**Your objective:** Transcribe each line of all the items below without any changes, and omit the pictures from your transcription.

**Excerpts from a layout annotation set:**
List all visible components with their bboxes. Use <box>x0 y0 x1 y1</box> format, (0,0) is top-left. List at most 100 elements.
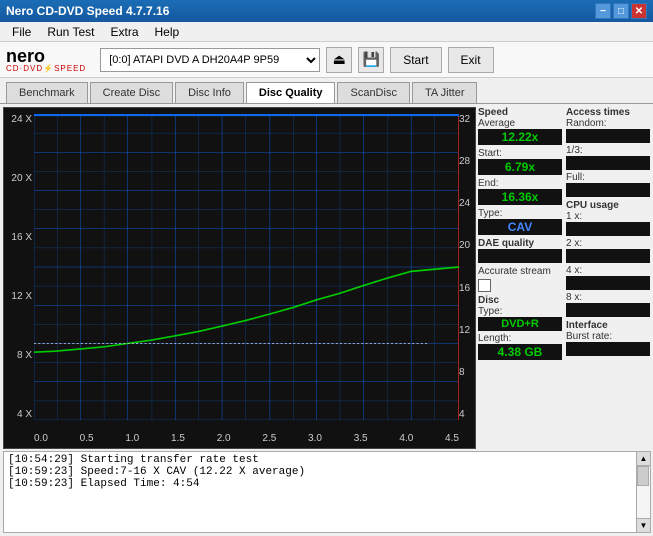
interface-section: Interface Burst rate: <box>566 320 650 356</box>
scroll-thumb[interactable] <box>637 466 649 486</box>
start-section: Start: 6.79x <box>478 148 562 175</box>
end-value: 16.36x <box>478 189 562 205</box>
average-value: 12.22x <box>478 129 562 145</box>
cpu-x2-label: 2 x: <box>566 238 650 249</box>
y-right-label: 12 <box>459 325 470 336</box>
disc-type-value: DVD+R <box>478 317 562 331</box>
x-axis: 0.0 0.5 1.0 1.5 2.0 2.5 3.0 3.5 4.0 4.5 <box>34 433 459 444</box>
save-button[interactable]: 💾 <box>358 47 384 73</box>
disc-label: Disc <box>478 295 562 306</box>
y-label: 16 X <box>11 232 32 243</box>
length-label: Length: <box>478 333 562 344</box>
minimize-button[interactable]: − <box>595 3 611 19</box>
nero-logo: nero CD·DVD⚡SPEED <box>6 47 86 73</box>
y-right-label: 24 <box>459 198 470 209</box>
x-label: 0.0 <box>34 433 48 444</box>
tab-ta-jitter[interactable]: TA Jitter <box>412 82 478 103</box>
random-label: Random: <box>566 118 650 129</box>
burst-rate-label: Burst rate: <box>566 331 650 342</box>
exit-button[interactable]: Exit <box>448 47 494 73</box>
y-label: 8 X <box>17 350 32 361</box>
type-section: Type: CAV <box>478 208 562 235</box>
chart-svg <box>34 114 459 420</box>
x-label: 3.5 <box>354 433 368 444</box>
titlebar: Nero CD-DVD Speed 4.7.7.16 − □ ✕ <box>0 0 653 22</box>
dae-quality-label: DAE quality <box>478 238 562 249</box>
speed-section: Speed Average 12.22x <box>478 107 562 145</box>
right-stats-col: Access times Random: 1/3: Full: CPU usag… <box>566 107 650 360</box>
menu-file[interactable]: File <box>4 23 39 41</box>
end-label: End: <box>478 178 562 189</box>
x-label: 1.0 <box>125 433 139 444</box>
nero-brand-text: nero <box>6 47 86 65</box>
cpu-x1-value <box>566 222 650 236</box>
close-button[interactable]: ✕ <box>631 3 647 19</box>
tab-disc-quality[interactable]: Disc Quality <box>246 82 336 103</box>
accurate-stream-checkbox-row <box>478 279 562 292</box>
menu-extra[interactable]: Extra <box>102 23 146 41</box>
menubar: File Run Test Extra Help <box>0 22 653 42</box>
y-label: 20 X <box>11 173 32 184</box>
scroll-down-button[interactable]: ▼ <box>637 518 651 532</box>
y-label: 4 X <box>17 409 32 420</box>
log-scrollbar[interactable]: ▲ ▼ <box>636 452 650 532</box>
y-label: 24 X <box>11 114 32 125</box>
disc-type-label: Type: <box>478 306 562 317</box>
x-label: 4.0 <box>399 433 413 444</box>
x-label: 3.0 <box>308 433 322 444</box>
window-controls: − □ ✕ <box>595 3 647 19</box>
eject-button[interactable]: ⏏ <box>326 47 352 73</box>
burst-rate-value <box>566 342 650 356</box>
full-value <box>566 183 650 197</box>
interface-header: Interface <box>566 320 650 331</box>
dae-quality-section: DAE quality <box>478 238 562 263</box>
cpu-x4-value <box>566 276 650 290</box>
y-right-label: 16 <box>459 283 470 294</box>
cpu-x8-label: 8 x: <box>566 292 650 303</box>
type-value: CAV <box>478 219 562 235</box>
x-label: 4.5 <box>445 433 459 444</box>
random-value <box>566 129 650 143</box>
log-line: [10:54:29] Starting transfer rate test <box>8 454 632 466</box>
x-label: 2.0 <box>217 433 231 444</box>
type-label: Type: <box>478 208 562 219</box>
toolbar: nero CD·DVD⚡SPEED [0:0] ATAPI DVD A DH20… <box>0 42 653 78</box>
one-third-value <box>566 156 650 170</box>
menu-help[interactable]: Help <box>147 23 188 41</box>
start-value: 6.79x <box>478 159 562 175</box>
accurate-stream-section: Accurate stream <box>478 266 562 292</box>
log-line: [10:59:23] Elapsed Time: 4:54 <box>8 478 632 490</box>
tab-benchmark[interactable]: Benchmark <box>6 82 88 103</box>
scroll-track <box>637 466 651 518</box>
maximize-button[interactable]: □ <box>613 3 629 19</box>
window-title: Nero CD-DVD Speed 4.7.7.16 <box>6 4 595 18</box>
access-times-header: Access times <box>566 107 650 118</box>
log-text: [10:54:29] Starting transfer rate test [… <box>4 452 636 532</box>
average-label: Average <box>478 118 562 129</box>
length-value: 4.38 GB <box>478 344 562 360</box>
stats-columns: Speed Average 12.22x Start: 6.79x End: 1… <box>478 107 650 360</box>
drive-selector[interactable]: [0:0] ATAPI DVD A DH20A4P 9P59 <box>100 48 320 72</box>
speed-label: Speed <box>478 107 562 118</box>
start-button[interactable]: Start <box>390 47 441 73</box>
menu-run-test[interactable]: Run Test <box>39 23 102 41</box>
accurate-stream-checkbox[interactable] <box>478 279 491 292</box>
y-label: 12 X <box>11 291 32 302</box>
x-label: 0.5 <box>80 433 94 444</box>
scroll-up-button[interactable]: ▲ <box>637 452 651 466</box>
disc-section: Disc Type: DVD+R Length: 4.38 GB <box>478 295 562 360</box>
tab-create-disc[interactable]: Create Disc <box>90 82 173 103</box>
end-section: End: 16.36x <box>478 178 562 205</box>
accurate-stream-label: Accurate stream <box>478 266 562 277</box>
y-right-label: 28 <box>459 156 470 167</box>
log-line: [10:59:23] Speed:7-16 X CAV (12.22 X ave… <box>8 466 632 478</box>
y-axis-right: 32 28 24 20 16 12 8 4 <box>459 114 473 420</box>
dae-quality-value <box>478 249 562 263</box>
x-label: 1.5 <box>171 433 185 444</box>
tab-scan-disc[interactable]: ScanDisc <box>337 82 409 103</box>
y-right-label: 20 <box>459 240 470 251</box>
y-right-label: 4 <box>459 409 465 420</box>
tab-disc-info[interactable]: Disc Info <box>175 82 244 103</box>
full-label: Full: <box>566 172 650 183</box>
x-label: 2.5 <box>262 433 276 444</box>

**Solution:**
List all visible components with their bboxes. Use <box>x0 y0 x1 y1</box> format, (0,0) is top-left. List at most 100 elements.
interface-section: Interface Burst rate: <box>566 320 650 356</box>
scroll-thumb[interactable] <box>637 466 649 486</box>
start-section: Start: 6.79x <box>478 148 562 175</box>
end-value: 16.36x <box>478 189 562 205</box>
average-value: 12.22x <box>478 129 562 145</box>
cpu-x2-label: 2 x: <box>566 238 650 249</box>
y-right-label: 12 <box>459 325 470 336</box>
disc-type-value: DVD+R <box>478 317 562 331</box>
x-axis: 0.0 0.5 1.0 1.5 2.0 2.5 3.0 3.5 4.0 4.5 <box>34 433 459 444</box>
save-button[interactable]: 💾 <box>358 47 384 73</box>
disc-label: Disc <box>478 295 562 306</box>
y-label: 16 X <box>11 232 32 243</box>
length-label: Length: <box>478 333 562 344</box>
minimize-button[interactable]: − <box>595 3 611 19</box>
nero-logo: nero CD·DVD⚡SPEED <box>6 47 86 73</box>
y-right-label: 24 <box>459 198 470 209</box>
x-label: 0.0 <box>34 433 48 444</box>
tab-ta-jitter[interactable]: TA Jitter <box>412 82 478 103</box>
random-label: Random: <box>566 118 650 129</box>
burst-rate-label: Burst rate: <box>566 331 650 342</box>
exit-button[interactable]: Exit <box>448 47 494 73</box>
y-label: 8 X <box>17 350 32 361</box>
type-section: Type: CAV <box>478 208 562 235</box>
chart-svg <box>34 114 459 420</box>
x-label: 3.5 <box>354 433 368 444</box>
titlebar: Nero CD-DVD Speed 4.7.7.16 − □ ✕ <box>0 0 653 22</box>
dae-quality-label: DAE quality <box>478 238 562 249</box>
speed-section: Speed Average 12.22x <box>478 107 562 145</box>
right-stats-col: Access times Random: 1/3: Full: CPU usag… <box>566 107 650 360</box>
menu-file[interactable]: File <box>4 23 39 41</box>
end-label: End: <box>478 178 562 189</box>
x-label: 1.0 <box>125 433 139 444</box>
nero-brand-text: nero <box>6 47 86 65</box>
cpu-x1-value <box>566 222 650 236</box>
close-button[interactable]: ✕ <box>631 3 647 19</box>
tab-disc-quality[interactable]: Disc Quality <box>246 82 336 103</box>
accurate-stream-checkbox-row <box>478 279 562 292</box>
menu-extra[interactable]: Extra <box>102 23 146 41</box>
menubar: File Run Test Extra Help <box>0 22 653 42</box>
y-label: 20 X <box>11 173 32 184</box>
scroll-down-button[interactable]: ▼ <box>637 518 651 532</box>
y-label: 4 X <box>17 409 32 420</box>
log-scrollbar[interactable]: ▲ ▼ <box>636 452 650 532</box>
y-label: 24 X <box>11 114 32 125</box>
disc-type-label: Type: <box>478 306 562 317</box>
x-label: 4.0 <box>399 433 413 444</box>
x-label: 3.0 <box>308 433 322 444</box>
window-controls: − □ ✕ <box>595 3 647 19</box>
eject-button[interactable]: ⏏ <box>326 47 352 73</box>
burst-rate-value <box>566 342 650 356</box>
full-value <box>566 183 650 197</box>
interface-header: Interface <box>566 320 650 331</box>
dae-quality-section: DAE quality <box>478 238 562 263</box>
cpu-x4-value <box>566 276 650 290</box>
y-right-label: 16 <box>459 283 470 294</box>
cpu-x8-label: 8 x: <box>566 292 650 303</box>
type-value: CAV <box>478 219 562 235</box>
x-label: 4.5 <box>445 433 459 444</box>
random-value <box>566 129 650 143</box>
log-line: [10:54:29] Starting transfer rate test <box>8 454 632 466</box>
x-label: 2.0 <box>217 433 231 444</box>
type-label: Type: <box>478 208 562 219</box>
toolbar: nero CD·DVD⚡SPEED [0:0] ATAPI DVD A DH20… <box>0 42 653 78</box>
one-third-value <box>566 156 650 170</box>
menu-help[interactable]: Help <box>147 23 188 41</box>
start-value: 6.79x <box>478 159 562 175</box>
accurate-stream-section: Accurate stream <box>478 266 562 292</box>
log-line: [10:59:23] Elapsed Time: 4:54 <box>8 478 632 490</box>
tab-benchmark[interactable]: Benchmark <box>6 82 88 103</box>
scroll-track <box>637 466 651 518</box>
maximize-button[interactable]: □ <box>613 3 629 19</box>
window-title: Nero CD-DVD Speed 4.7.7.16 <box>6 4 595 18</box>
access-times-header: Access times <box>566 107 650 118</box>
log-text: [10:54:29] Starting transfer rate test [… <box>4 452 636 532</box>
average-label: Average <box>478 118 562 129</box>
length-value: 4.38 GB <box>478 344 562 360</box>
stats-columns: Speed Average 12.22x Start: 6.79x End: 1… <box>478 107 650 360</box>
drive-selector[interactable]: [0:0] ATAPI DVD A DH20A4P 9P59 <box>100 48 320 72</box>
speed-label: Speed <box>478 107 562 118</box>
start-button[interactable]: Start <box>390 47 441 73</box>
menu-run-test[interactable]: Run Test <box>39 23 102 41</box>
accurate-stream-checkbox[interactable] <box>478 279 491 292</box>
y-label: 12 X <box>11 291 32 302</box>
x-label: 0.5 <box>80 433 94 444</box>
scroll-up-button[interactable]: ▲ <box>637 452 651 466</box>
disc-section: Disc Type: DVD+R Length: 4.38 GB <box>478 295 562 360</box>
tab-create-disc[interactable]: Create Disc <box>90 82 173 103</box>
end-section: End: 16.36x <box>478 178 562 205</box>
accurate-stream-label: Accurate stream <box>478 266 562 277</box>
y-right-label: 28 <box>459 156 470 167</box>
log-line: [10:59:23] Speed:7-16 X CAV (12.22 X ave… <box>8 466 632 478</box>
y-axis-right: 32 28 24 20 16 12 8 4 <box>459 114 473 420</box>
dae-quality-value <box>478 249 562 263</box>
x-label: 1.5 <box>171 433 185 444</box>
tab-scan-disc[interactable]: ScanDisc <box>337 82 409 103</box>
y-right-label: 20 <box>459 240 470 251</box>
y-right-label: 4 <box>459 409 465 420</box>
tab-disc-info[interactable]: Disc Info <box>175 82 244 103</box>
full-label: Full: <box>566 172 650 183</box>
x-label: 2.5 <box>262 433 276 444</box>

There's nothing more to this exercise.